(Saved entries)
===

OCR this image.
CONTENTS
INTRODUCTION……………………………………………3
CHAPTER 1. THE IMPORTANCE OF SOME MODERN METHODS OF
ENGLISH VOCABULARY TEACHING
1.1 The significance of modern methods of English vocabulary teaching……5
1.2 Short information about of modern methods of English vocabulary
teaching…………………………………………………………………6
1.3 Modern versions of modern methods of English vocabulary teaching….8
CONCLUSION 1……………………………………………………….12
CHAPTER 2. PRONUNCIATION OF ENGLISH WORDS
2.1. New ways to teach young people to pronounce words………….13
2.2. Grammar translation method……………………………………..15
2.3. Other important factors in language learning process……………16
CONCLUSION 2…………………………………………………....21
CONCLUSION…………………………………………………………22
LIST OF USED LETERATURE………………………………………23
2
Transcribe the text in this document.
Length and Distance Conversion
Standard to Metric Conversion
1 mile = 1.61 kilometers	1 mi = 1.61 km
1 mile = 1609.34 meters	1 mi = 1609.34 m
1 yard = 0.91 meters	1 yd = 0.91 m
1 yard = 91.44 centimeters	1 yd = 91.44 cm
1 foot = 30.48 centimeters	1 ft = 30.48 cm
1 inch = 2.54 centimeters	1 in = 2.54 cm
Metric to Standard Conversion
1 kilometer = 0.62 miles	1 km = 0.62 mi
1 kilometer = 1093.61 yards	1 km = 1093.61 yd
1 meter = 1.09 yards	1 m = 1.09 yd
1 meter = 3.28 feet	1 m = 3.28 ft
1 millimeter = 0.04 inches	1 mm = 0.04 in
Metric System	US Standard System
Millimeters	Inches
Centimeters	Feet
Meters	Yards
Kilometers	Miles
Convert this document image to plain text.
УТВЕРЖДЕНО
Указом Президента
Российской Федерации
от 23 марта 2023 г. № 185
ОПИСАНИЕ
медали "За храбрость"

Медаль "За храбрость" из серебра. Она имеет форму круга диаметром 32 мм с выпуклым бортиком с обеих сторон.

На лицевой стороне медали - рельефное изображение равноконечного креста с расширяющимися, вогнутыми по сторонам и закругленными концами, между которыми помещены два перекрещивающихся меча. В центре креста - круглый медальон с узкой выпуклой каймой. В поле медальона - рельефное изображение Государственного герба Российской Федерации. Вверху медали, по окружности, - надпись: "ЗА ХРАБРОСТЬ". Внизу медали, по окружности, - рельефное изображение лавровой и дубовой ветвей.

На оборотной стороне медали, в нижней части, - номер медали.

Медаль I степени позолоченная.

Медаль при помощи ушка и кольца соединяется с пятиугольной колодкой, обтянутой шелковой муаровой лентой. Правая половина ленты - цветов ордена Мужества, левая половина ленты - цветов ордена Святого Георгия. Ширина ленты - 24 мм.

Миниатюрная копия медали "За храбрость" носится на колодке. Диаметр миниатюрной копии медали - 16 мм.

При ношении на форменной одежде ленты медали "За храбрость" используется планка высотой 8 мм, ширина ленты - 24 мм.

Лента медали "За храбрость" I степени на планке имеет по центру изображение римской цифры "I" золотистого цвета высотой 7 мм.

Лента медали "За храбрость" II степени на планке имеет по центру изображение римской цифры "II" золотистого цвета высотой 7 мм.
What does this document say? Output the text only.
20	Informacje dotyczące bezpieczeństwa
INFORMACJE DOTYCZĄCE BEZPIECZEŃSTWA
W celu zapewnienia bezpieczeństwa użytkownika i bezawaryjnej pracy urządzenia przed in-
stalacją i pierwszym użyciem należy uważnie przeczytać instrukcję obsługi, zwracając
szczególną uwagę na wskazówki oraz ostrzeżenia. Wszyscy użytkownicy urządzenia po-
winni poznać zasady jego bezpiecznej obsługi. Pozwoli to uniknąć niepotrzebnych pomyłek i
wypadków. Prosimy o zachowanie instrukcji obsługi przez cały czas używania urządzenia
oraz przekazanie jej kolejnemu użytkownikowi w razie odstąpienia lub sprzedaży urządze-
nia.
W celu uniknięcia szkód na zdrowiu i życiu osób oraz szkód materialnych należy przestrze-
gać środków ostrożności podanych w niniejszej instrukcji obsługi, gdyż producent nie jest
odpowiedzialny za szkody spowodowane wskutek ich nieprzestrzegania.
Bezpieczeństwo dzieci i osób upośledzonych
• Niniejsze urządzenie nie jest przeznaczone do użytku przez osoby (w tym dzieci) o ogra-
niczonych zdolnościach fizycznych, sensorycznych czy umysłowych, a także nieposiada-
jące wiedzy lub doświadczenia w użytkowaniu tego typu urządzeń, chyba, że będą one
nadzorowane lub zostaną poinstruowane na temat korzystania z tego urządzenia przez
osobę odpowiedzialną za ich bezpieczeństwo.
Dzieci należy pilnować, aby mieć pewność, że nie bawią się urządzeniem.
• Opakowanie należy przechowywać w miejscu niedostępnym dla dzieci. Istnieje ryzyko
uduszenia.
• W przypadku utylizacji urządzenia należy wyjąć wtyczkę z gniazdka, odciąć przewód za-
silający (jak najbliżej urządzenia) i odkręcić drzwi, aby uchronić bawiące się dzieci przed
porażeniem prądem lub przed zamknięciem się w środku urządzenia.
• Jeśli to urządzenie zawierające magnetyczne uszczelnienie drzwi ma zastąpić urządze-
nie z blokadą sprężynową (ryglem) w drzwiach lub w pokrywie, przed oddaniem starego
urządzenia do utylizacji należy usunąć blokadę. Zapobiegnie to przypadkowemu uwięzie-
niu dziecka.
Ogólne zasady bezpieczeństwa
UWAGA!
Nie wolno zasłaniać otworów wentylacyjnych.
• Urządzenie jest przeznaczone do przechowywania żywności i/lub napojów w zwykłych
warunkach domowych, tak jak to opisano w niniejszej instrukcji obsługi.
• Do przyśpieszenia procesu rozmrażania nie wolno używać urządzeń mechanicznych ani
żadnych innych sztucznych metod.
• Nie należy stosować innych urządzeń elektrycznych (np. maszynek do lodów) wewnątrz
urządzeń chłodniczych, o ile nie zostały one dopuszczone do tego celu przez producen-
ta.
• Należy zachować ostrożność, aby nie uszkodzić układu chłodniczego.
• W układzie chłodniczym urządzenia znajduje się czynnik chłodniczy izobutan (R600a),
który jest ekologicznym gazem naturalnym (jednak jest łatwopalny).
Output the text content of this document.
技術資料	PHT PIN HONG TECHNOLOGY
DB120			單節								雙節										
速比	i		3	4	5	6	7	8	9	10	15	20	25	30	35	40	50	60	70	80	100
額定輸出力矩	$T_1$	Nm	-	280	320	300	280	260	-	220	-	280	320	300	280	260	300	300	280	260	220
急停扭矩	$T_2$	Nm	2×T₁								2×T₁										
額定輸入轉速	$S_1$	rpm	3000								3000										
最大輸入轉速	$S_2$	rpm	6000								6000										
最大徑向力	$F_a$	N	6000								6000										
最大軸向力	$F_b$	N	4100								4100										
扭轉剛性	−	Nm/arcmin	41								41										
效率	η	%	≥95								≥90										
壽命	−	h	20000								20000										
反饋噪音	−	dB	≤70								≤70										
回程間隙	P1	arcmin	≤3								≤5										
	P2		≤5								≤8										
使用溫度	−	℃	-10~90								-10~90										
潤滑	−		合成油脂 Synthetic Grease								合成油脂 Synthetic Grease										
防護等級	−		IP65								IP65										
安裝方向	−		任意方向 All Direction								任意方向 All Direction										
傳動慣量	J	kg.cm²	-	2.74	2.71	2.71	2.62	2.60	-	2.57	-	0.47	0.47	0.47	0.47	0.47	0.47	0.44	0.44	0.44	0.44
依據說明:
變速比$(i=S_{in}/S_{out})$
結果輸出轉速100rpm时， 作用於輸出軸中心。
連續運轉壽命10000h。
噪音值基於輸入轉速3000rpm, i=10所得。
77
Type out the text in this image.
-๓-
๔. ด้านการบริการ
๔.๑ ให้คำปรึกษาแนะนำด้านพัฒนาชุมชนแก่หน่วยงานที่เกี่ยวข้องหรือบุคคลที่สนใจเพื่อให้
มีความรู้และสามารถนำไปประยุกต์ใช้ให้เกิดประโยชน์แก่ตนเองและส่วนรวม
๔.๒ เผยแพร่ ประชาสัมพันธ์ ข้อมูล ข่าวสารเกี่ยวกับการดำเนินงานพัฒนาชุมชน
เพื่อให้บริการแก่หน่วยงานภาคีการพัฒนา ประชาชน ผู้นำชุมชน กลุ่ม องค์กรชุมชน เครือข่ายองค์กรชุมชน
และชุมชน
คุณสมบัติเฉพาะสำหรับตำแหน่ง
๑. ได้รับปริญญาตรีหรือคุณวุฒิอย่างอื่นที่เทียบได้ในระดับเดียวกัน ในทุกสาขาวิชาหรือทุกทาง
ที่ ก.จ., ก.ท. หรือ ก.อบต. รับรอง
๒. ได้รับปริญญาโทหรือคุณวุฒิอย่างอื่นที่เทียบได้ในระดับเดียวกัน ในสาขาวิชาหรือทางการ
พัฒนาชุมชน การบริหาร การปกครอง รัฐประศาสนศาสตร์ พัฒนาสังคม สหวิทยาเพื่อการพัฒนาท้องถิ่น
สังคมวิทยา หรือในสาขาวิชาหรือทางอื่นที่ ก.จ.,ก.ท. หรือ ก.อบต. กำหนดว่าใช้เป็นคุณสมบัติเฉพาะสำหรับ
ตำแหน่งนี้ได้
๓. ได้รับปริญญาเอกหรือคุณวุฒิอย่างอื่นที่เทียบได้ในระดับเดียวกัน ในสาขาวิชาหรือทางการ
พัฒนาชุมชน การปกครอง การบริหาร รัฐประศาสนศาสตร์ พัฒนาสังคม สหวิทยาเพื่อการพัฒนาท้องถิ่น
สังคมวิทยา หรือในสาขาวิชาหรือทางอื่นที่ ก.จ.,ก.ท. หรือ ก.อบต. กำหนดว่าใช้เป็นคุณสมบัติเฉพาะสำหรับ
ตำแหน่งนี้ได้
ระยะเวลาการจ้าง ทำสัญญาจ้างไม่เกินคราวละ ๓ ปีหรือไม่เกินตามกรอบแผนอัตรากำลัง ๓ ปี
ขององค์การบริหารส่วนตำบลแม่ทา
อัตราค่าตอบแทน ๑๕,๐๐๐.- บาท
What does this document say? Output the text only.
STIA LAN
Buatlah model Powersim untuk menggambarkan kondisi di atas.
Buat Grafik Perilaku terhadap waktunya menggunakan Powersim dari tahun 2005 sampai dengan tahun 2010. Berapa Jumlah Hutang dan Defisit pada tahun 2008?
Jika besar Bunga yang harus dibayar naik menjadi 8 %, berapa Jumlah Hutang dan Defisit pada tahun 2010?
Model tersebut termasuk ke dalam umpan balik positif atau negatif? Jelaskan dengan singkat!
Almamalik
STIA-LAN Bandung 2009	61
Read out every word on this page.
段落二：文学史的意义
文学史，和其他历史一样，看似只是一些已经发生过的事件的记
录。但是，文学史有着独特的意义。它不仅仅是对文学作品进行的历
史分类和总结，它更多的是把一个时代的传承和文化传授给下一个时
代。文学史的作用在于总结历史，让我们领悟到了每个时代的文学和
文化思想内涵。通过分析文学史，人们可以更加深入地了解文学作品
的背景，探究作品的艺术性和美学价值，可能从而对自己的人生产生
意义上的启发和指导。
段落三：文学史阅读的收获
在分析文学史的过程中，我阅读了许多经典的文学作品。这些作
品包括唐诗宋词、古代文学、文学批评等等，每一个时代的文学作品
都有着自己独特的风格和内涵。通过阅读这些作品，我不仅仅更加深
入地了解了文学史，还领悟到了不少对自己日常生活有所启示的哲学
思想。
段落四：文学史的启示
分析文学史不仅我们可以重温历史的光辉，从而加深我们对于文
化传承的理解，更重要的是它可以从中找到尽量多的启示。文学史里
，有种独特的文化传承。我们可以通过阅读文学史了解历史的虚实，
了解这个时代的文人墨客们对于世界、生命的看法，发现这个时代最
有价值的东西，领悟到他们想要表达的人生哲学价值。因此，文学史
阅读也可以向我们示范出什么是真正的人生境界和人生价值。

===

* **Short problem**
Show each line of the listing that holds the string "tahun".

* **Written solution**
Buat Grafik Perilaku terhadap waktunya menggunakan Powersim dari tahun 2005 sampai dengan tahun 2010. Berapa Jumlah Hutang dan Defisit pada tahun 2008?
Jika besar Bunga yang harus dibayar naik menjadi 8 %, berapa Jumlah Hutang dan Defisit pada tahun 2010?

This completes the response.